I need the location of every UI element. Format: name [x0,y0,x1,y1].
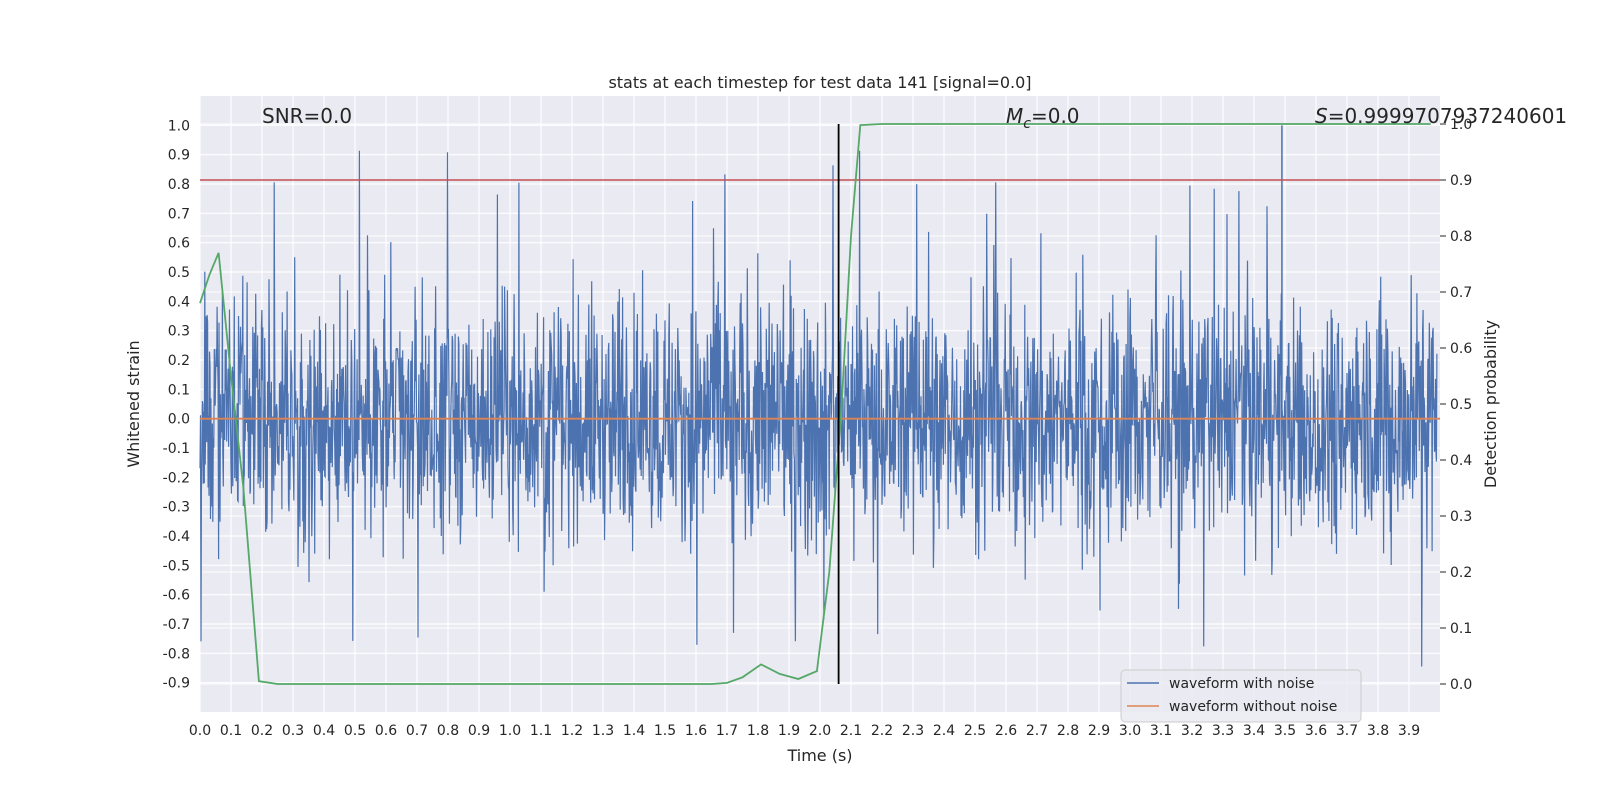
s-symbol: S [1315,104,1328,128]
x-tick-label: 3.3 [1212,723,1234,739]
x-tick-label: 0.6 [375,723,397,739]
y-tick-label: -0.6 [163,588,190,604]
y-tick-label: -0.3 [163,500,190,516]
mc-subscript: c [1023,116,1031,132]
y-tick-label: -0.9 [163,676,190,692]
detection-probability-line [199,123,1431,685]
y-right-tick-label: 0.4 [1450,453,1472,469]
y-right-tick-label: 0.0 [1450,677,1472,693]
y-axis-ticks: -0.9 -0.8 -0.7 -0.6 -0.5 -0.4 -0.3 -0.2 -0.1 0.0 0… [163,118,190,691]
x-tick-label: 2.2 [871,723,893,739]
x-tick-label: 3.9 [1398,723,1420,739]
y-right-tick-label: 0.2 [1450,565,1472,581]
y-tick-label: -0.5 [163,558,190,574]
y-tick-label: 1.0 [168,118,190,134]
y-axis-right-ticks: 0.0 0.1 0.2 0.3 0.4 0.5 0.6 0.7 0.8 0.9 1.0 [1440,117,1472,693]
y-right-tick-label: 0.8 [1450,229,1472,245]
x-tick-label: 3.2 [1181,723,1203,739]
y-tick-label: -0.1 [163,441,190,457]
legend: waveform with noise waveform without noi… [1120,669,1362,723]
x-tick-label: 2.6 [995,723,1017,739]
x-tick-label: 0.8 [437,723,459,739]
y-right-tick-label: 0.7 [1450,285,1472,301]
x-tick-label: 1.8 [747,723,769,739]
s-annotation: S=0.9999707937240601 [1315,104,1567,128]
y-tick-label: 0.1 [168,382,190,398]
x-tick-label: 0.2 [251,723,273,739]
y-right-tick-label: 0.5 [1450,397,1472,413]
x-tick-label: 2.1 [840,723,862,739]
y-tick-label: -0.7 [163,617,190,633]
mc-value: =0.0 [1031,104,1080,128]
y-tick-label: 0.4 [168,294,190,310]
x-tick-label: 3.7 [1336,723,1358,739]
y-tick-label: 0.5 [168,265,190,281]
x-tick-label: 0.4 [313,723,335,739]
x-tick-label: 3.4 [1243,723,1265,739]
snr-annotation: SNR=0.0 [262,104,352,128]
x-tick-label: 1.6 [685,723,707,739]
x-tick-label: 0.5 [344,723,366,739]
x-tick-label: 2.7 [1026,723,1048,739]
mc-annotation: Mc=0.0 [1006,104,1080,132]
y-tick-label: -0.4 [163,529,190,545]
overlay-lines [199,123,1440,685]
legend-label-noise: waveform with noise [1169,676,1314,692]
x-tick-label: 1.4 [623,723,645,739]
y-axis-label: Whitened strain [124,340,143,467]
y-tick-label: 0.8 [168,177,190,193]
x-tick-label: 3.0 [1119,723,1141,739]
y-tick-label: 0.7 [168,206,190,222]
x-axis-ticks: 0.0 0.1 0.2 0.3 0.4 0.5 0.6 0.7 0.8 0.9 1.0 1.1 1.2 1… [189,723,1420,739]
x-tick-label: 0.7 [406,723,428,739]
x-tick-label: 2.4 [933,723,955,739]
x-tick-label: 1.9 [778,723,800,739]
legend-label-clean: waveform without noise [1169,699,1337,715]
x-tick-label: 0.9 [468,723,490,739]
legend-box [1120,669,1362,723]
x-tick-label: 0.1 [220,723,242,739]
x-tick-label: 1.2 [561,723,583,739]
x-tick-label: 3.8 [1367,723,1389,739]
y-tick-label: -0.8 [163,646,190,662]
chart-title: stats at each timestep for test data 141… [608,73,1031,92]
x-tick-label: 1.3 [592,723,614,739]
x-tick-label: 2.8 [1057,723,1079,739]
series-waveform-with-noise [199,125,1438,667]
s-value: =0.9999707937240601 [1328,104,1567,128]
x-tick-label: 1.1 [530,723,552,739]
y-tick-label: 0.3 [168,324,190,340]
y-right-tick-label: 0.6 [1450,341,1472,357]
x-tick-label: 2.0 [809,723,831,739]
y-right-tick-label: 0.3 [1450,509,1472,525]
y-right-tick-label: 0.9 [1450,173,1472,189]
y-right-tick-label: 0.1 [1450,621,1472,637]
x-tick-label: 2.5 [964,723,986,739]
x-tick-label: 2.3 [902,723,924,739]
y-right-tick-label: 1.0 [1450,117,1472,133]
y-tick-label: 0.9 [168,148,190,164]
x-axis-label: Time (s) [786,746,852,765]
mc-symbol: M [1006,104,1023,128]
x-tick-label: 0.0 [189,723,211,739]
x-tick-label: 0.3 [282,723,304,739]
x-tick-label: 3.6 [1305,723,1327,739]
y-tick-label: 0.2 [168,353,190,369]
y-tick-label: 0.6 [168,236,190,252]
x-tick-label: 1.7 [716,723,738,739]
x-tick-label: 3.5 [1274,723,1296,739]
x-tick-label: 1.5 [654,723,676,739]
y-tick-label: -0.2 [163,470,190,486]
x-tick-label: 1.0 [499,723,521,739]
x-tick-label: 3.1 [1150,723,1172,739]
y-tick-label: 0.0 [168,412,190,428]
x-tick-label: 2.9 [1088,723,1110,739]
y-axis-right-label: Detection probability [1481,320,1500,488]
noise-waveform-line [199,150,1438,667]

______________________________

Work required: Rewrite all of the data above with "Whitened strain" renamed to "Strain amplitude" and every other part left unchanged. Omit the pictures from your answer.

Correct output:
I need the location of every UI element. Format: name [x0,y0,x1,y1].
s-symbol: S [1315,104,1328,128]
x-tick-label: 3.3 [1212,723,1234,739]
x-tick-label: 0.6 [375,723,397,739]
y-tick-label: -0.6 [163,588,190,604]
y-tick-label: -0.3 [163,500,190,516]
mc-subscript: c [1023,116,1031,132]
y-tick-label: -0.9 [163,676,190,692]
detection-probability-line [199,123,1431,685]
y-right-tick-label: 0.4 [1450,453,1472,469]
y-right-tick-label: 0.0 [1450,677,1472,693]
y-axis-ticks: -0.9 -0.8 -0.7 -0.6 -0.5 -0.4 -0.3 -0.2 -0.1 0.0 0… [163,118,190,691]
x-tick-label: 2.2 [871,723,893,739]
x-tick-label: 3.9 [1398,723,1420,739]
y-right-tick-label: 0.2 [1450,565,1472,581]
y-tick-label: -0.5 [163,558,190,574]
y-tick-label: 1.0 [168,118,190,134]
y-axis-right-ticks: 0.0 0.1 0.2 0.3 0.4 0.5 0.6 0.7 0.8 0.9 1.0 [1440,117,1472,693]
y-right-tick-label: 0.8 [1450,229,1472,245]
x-tick-label: 3.2 [1181,723,1203,739]
y-tick-label: -0.1 [163,441,190,457]
legend: waveform with noise waveform without noi… [1120,669,1362,723]
x-tick-label: 2.6 [995,723,1017,739]
x-tick-label: 0.8 [437,723,459,739]
y-right-tick-label: 0.7 [1450,285,1472,301]
x-tick-label: 1.8 [747,723,769,739]
s-annotation: S=0.9999707937240601 [1315,104,1567,128]
y-tick-label: 0.1 [168,382,190,398]
x-tick-label: 0.2 [251,723,273,739]
y-right-tick-label: 0.5 [1450,397,1472,413]
x-tick-label: 2.1 [840,723,862,739]
y-tick-label: -0.7 [163,617,190,633]
mc-value: =0.0 [1031,104,1080,128]
y-tick-label: 0.4 [168,294,190,310]
x-tick-label: 3.7 [1336,723,1358,739]
y-tick-label: 0.5 [168,265,190,281]
x-tick-label: 0.4 [313,723,335,739]
x-tick-label: 3.4 [1243,723,1265,739]
snr-annotation: SNR=0.0 [262,104,352,128]
x-tick-label: 1.6 [685,723,707,739]
x-tick-label: 0.5 [344,723,366,739]
x-tick-label: 2.7 [1026,723,1048,739]
mc-annotation: Mc=0.0 [1006,104,1080,132]
y-tick-label: -0.4 [163,529,190,545]
overlay-lines [199,123,1440,685]
legend-label-noise: waveform with noise [1169,676,1314,692]
x-tick-label: 1.4 [623,723,645,739]
y-axis-label: Strain amplitude [124,340,143,467]
y-tick-label: 0.8 [168,177,190,193]
x-tick-label: 3.0 [1119,723,1141,739]
y-tick-label: 0.7 [168,206,190,222]
x-axis-ticks: 0.0 0.1 0.2 0.3 0.4 0.5 0.6 0.7 0.8 0.9 1.0 1.1 1.2 1… [189,723,1420,739]
x-tick-label: 0.7 [406,723,428,739]
x-tick-label: 2.4 [933,723,955,739]
x-tick-label: 1.9 [778,723,800,739]
legend-label-clean: waveform without noise [1169,699,1337,715]
x-tick-label: 0.9 [468,723,490,739]
legend-box [1120,669,1362,723]
x-tick-label: 0.1 [220,723,242,739]
x-tick-label: 1.2 [561,723,583,739]
x-tick-label: 3.8 [1367,723,1389,739]
y-tick-label: -0.8 [163,646,190,662]
chart-title: stats at each timestep for test data 141… [608,73,1031,92]
x-tick-label: 1.3 [592,723,614,739]
x-tick-label: 2.8 [1057,723,1079,739]
series-waveform-with-noise [199,125,1438,667]
s-value: =0.9999707937240601 [1328,104,1567,128]
x-tick-label: 1.1 [530,723,552,739]
y-tick-label: 0.3 [168,324,190,340]
y-right-tick-label: 0.6 [1450,341,1472,357]
x-tick-label: 2.0 [809,723,831,739]
y-right-tick-label: 0.3 [1450,509,1472,525]
y-right-tick-label: 0.9 [1450,173,1472,189]
y-right-tick-label: 0.1 [1450,621,1472,637]
x-tick-label: 2.5 [964,723,986,739]
x-tick-label: 2.3 [902,723,924,739]
y-right-tick-label: 1.0 [1450,117,1472,133]
y-tick-label: 0.9 [168,148,190,164]
x-axis-label: Time (s) [786,746,852,765]
mc-symbol: M [1006,104,1023,128]
x-tick-label: 0.0 [189,723,211,739]
x-tick-label: 0.3 [282,723,304,739]
x-tick-label: 3.6 [1305,723,1327,739]
y-tick-label: 0.2 [168,353,190,369]
y-tick-label: 0.6 [168,236,190,252]
x-tick-label: 1.7 [716,723,738,739]
x-tick-label: 3.5 [1274,723,1296,739]
x-tick-label: 1.5 [654,723,676,739]
y-tick-label: -0.2 [163,470,190,486]
x-tick-label: 1.0 [499,723,521,739]
x-tick-label: 3.1 [1150,723,1172,739]
y-tick-label: 0.0 [168,412,190,428]
x-tick-label: 2.9 [1088,723,1110,739]
y-axis-right-label: Detection probability [1481,320,1500,488]
noise-waveform-line [199,150,1438,667]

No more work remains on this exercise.